**Given task**
Gather every line of the entries that includes the word "Татарстан".

**Provided information**
_ _ _ _ _ _ _

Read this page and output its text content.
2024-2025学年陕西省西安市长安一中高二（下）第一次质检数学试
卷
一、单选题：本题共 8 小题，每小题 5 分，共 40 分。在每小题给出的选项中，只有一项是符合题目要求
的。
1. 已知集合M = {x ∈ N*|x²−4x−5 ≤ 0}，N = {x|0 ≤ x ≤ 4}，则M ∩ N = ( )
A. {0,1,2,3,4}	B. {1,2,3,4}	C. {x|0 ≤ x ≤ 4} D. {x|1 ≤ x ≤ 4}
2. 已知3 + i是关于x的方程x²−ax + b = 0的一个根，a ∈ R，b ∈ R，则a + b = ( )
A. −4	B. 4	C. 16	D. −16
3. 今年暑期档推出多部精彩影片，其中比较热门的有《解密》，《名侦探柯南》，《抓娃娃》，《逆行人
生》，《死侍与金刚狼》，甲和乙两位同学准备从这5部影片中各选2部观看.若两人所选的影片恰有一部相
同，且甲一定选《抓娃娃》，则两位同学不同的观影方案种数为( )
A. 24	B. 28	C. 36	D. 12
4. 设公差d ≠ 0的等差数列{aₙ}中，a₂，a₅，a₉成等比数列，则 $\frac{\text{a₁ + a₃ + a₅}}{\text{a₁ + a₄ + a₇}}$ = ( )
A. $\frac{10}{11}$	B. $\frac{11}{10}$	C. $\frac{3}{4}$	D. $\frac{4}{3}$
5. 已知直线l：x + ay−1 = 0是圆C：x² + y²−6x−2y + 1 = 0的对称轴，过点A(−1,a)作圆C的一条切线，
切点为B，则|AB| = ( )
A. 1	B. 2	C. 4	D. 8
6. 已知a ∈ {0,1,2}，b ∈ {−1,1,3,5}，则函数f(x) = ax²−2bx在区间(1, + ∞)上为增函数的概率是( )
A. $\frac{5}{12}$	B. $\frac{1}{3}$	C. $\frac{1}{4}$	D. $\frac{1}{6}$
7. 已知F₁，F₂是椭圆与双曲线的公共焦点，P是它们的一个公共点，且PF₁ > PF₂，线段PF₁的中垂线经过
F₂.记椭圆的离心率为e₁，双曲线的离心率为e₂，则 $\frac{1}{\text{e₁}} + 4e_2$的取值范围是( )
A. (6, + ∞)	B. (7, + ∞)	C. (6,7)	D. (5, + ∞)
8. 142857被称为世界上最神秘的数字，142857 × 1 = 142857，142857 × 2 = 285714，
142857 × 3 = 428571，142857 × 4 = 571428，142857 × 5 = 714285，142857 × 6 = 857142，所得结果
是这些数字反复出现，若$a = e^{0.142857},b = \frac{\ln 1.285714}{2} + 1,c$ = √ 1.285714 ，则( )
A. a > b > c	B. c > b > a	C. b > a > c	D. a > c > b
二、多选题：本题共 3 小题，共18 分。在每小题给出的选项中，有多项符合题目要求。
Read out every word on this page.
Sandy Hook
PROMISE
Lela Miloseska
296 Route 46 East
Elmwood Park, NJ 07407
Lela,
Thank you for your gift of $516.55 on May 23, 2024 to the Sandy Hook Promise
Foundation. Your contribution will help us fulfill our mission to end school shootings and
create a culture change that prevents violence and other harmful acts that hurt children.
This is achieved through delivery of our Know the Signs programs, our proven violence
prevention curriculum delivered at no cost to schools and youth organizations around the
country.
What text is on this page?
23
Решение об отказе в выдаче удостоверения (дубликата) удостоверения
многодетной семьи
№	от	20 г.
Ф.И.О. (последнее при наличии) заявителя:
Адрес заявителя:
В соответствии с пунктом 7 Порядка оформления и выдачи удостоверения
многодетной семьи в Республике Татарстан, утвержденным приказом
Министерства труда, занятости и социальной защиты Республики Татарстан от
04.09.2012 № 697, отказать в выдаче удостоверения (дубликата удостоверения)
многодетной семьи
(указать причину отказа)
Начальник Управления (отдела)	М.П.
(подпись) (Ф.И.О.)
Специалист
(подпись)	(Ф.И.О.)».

_ _ _ _ _ _ _

**Answer**
многодетной семьи в Республике Татарстан, утвержденным приказом
Министерства труда, занятости и социальной защиты Республики Татарстан от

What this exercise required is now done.